What this task involves:
Rewrite the material below, replacing every "yoy-label-box" with "yoy-value-box" and leaving all else untouched.

Items:
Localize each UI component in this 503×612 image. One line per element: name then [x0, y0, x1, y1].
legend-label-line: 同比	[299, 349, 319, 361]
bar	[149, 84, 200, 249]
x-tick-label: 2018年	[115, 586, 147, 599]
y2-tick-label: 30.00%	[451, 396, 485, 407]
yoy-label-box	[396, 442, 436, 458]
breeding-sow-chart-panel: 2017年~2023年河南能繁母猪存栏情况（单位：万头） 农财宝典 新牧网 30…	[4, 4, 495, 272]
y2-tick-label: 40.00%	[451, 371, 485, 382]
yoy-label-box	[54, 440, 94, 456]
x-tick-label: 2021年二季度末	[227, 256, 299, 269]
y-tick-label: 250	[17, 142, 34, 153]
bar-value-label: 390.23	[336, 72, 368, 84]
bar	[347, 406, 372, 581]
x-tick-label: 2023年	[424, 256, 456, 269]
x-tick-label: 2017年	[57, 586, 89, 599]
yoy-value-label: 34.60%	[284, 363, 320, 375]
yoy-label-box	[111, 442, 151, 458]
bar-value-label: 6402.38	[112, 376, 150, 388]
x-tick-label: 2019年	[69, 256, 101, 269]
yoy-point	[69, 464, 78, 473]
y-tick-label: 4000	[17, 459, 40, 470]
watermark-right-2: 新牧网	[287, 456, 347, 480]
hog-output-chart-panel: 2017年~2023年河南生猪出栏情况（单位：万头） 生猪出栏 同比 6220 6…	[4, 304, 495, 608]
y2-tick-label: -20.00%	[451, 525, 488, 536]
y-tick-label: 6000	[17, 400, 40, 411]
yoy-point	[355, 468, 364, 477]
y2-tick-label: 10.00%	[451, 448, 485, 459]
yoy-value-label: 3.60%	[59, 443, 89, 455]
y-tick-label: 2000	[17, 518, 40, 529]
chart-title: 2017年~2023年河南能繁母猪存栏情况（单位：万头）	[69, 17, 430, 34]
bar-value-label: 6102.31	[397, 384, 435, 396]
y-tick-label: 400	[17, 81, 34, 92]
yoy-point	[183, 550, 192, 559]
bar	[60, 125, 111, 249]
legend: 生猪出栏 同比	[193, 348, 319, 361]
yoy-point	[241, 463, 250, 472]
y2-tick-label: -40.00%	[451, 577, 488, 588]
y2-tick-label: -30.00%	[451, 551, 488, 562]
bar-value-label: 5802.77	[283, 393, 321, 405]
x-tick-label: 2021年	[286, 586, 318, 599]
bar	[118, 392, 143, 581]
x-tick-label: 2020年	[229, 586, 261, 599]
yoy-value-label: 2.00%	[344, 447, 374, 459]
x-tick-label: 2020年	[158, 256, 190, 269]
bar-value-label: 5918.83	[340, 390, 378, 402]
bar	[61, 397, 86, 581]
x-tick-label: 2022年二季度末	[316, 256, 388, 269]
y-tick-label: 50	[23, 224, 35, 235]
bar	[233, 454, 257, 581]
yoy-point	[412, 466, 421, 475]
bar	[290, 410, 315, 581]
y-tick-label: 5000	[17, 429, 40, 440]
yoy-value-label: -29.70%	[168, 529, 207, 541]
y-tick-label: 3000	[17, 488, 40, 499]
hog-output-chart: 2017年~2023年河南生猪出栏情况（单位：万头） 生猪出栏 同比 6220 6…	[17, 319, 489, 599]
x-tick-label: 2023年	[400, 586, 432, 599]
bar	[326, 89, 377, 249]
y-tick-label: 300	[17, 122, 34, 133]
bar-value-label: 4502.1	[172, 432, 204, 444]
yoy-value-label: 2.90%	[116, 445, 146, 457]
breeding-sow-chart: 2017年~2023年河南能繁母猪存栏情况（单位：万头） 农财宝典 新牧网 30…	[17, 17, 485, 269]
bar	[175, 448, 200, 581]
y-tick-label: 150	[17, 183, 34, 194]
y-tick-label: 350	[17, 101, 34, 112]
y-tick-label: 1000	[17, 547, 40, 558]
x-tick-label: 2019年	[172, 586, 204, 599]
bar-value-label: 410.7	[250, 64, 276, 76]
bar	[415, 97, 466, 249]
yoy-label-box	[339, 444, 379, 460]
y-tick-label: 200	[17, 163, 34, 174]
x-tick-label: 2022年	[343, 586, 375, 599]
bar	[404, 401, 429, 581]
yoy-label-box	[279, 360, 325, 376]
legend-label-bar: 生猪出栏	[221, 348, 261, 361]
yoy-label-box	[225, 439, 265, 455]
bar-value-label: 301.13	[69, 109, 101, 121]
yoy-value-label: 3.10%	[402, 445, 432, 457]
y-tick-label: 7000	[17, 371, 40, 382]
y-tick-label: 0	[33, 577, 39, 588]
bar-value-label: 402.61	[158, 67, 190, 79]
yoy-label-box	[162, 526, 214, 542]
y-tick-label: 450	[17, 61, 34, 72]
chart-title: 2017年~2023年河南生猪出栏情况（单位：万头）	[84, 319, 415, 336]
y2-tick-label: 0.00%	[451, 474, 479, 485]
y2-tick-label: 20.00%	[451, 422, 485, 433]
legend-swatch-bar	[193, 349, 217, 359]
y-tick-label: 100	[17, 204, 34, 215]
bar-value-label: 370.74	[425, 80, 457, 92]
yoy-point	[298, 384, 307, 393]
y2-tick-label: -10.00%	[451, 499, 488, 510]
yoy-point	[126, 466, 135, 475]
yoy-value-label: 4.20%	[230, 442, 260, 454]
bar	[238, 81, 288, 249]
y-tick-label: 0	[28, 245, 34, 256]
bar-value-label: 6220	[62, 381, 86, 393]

Written response:
Localize each UI component in this 503×612 image. One line per element: name then [x0, y0, x1, y1].
legend-label-line: 同比	[299, 349, 319, 361]
bar	[149, 84, 200, 249]
x-tick-label: 2018年	[115, 586, 147, 599]
y2-tick-label: 30.00%	[451, 396, 485, 407]
yoy-value-box	[396, 442, 436, 458]
breeding-sow-chart-panel: 2017年~2023年河南能繁母猪存栏情况（单位：万头） 农财宝典 新牧网 30…	[4, 4, 495, 272]
y2-tick-label: 40.00%	[451, 371, 485, 382]
yoy-value-box	[54, 440, 94, 456]
x-tick-label: 2021年二季度末	[227, 256, 299, 269]
y-tick-label: 250	[17, 142, 34, 153]
bar-value-label: 390.23	[336, 72, 368, 84]
bar	[347, 406, 372, 581]
x-tick-label: 2023年	[424, 256, 456, 269]
x-tick-label: 2017年	[57, 586, 89, 599]
yoy-value-label: 34.60%	[284, 363, 320, 375]
yoy-value-box	[111, 442, 151, 458]
bar-value-label: 6402.38	[112, 376, 150, 388]
x-tick-label: 2019年	[69, 256, 101, 269]
yoy-point	[69, 464, 78, 473]
y-tick-label: 4000	[17, 459, 40, 470]
watermark-right-2: 新牧网	[287, 456, 347, 480]
hog-output-chart-panel: 2017年~2023年河南生猪出栏情况（单位：万头） 生猪出栏 同比 6220 6…	[4, 304, 495, 608]
y2-tick-label: -20.00%	[451, 525, 488, 536]
y-tick-label: 6000	[17, 400, 40, 411]
yoy-point	[355, 468, 364, 477]
y2-tick-label: 10.00%	[451, 448, 485, 459]
yoy-value-label: 3.60%	[59, 443, 89, 455]
y-tick-label: 2000	[17, 518, 40, 529]
chart-title: 2017年~2023年河南能繁母猪存栏情况（单位：万头）	[69, 17, 430, 34]
bar-value-label: 6102.31	[397, 384, 435, 396]
y-tick-label: 400	[17, 81, 34, 92]
yoy-point	[183, 550, 192, 559]
bar	[60, 125, 111, 249]
legend: 生猪出栏 同比	[193, 348, 319, 361]
yoy-point	[241, 463, 250, 472]
y2-tick-label: -40.00%	[451, 577, 488, 588]
y2-tick-label: -30.00%	[451, 551, 488, 562]
bar-value-label: 5802.77	[283, 393, 321, 405]
x-tick-label: 2021年	[286, 586, 318, 599]
bar	[118, 392, 143, 581]
x-tick-label: 2020年	[229, 586, 261, 599]
yoy-value-label: 2.00%	[344, 447, 374, 459]
x-tick-label: 2020年	[158, 256, 190, 269]
bar-value-label: 5918.83	[340, 390, 378, 402]
bar	[61, 397, 86, 581]
x-tick-label: 2022年二季度末	[316, 256, 388, 269]
y-tick-label: 50	[23, 224, 35, 235]
bar	[233, 454, 257, 581]
yoy-point	[412, 466, 421, 475]
bar	[290, 410, 315, 581]
y-tick-label: 5000	[17, 429, 40, 440]
yoy-value-label: -29.70%	[168, 529, 207, 541]
y-tick-label: 3000	[17, 488, 40, 499]
hog-output-chart: 2017年~2023年河南生猪出栏情况（单位：万头） 生猪出栏 同比 6220 6…	[17, 319, 489, 599]
x-tick-label: 2023年	[400, 586, 432, 599]
bar	[326, 89, 377, 249]
y-tick-label: 300	[17, 122, 34, 133]
bar-value-label: 4502.1	[172, 432, 204, 444]
yoy-value-label: 2.90%	[116, 445, 146, 457]
breeding-sow-chart: 2017年~2023年河南能繁母猪存栏情况（单位：万头） 农财宝典 新牧网 30…	[17, 17, 485, 269]
bar	[175, 448, 200, 581]
y-tick-label: 150	[17, 183, 34, 194]
y-tick-label: 350	[17, 101, 34, 112]
y-tick-label: 1000	[17, 547, 40, 558]
x-tick-label: 2019年	[172, 586, 204, 599]
bar-value-label: 410.7	[250, 64, 276, 76]
bar	[415, 97, 466, 249]
yoy-value-box	[339, 444, 379, 460]
y-tick-label: 200	[17, 163, 34, 174]
x-tick-label: 2022年	[343, 586, 375, 599]
bar	[404, 401, 429, 581]
yoy-value-box	[279, 360, 325, 376]
legend-label-bar: 生猪出栏	[221, 348, 261, 361]
yoy-value-box	[225, 439, 265, 455]
bar-value-label: 301.13	[69, 109, 101, 121]
yoy-value-label: 3.10%	[402, 445, 432, 457]
y-tick-label: 7000	[17, 371, 40, 382]
y-tick-label: 0	[33, 577, 39, 588]
bar-value-label: 402.61	[158, 67, 190, 79]
yoy-value-box	[162, 526, 214, 542]
y-tick-label: 450	[17, 61, 34, 72]
chart-title: 2017年~2023年河南生猪出栏情况（单位：万头）	[84, 319, 415, 336]
y2-tick-label: 0.00%	[451, 474, 479, 485]
y2-tick-label: 20.00%	[451, 422, 485, 433]
legend-swatch-bar	[193, 349, 217, 359]
y-tick-label: 100	[17, 204, 34, 215]
bar-value-label: 370.74	[425, 80, 457, 92]
yoy-point	[298, 384, 307, 393]
y2-tick-label: -10.00%	[451, 499, 488, 510]
yoy-point	[126, 466, 135, 475]
yoy-value-label: 4.20%	[230, 442, 260, 454]
bar	[238, 81, 288, 249]
y-tick-label: 0	[28, 245, 34, 256]
bar-value-label: 6220	[62, 381, 86, 393]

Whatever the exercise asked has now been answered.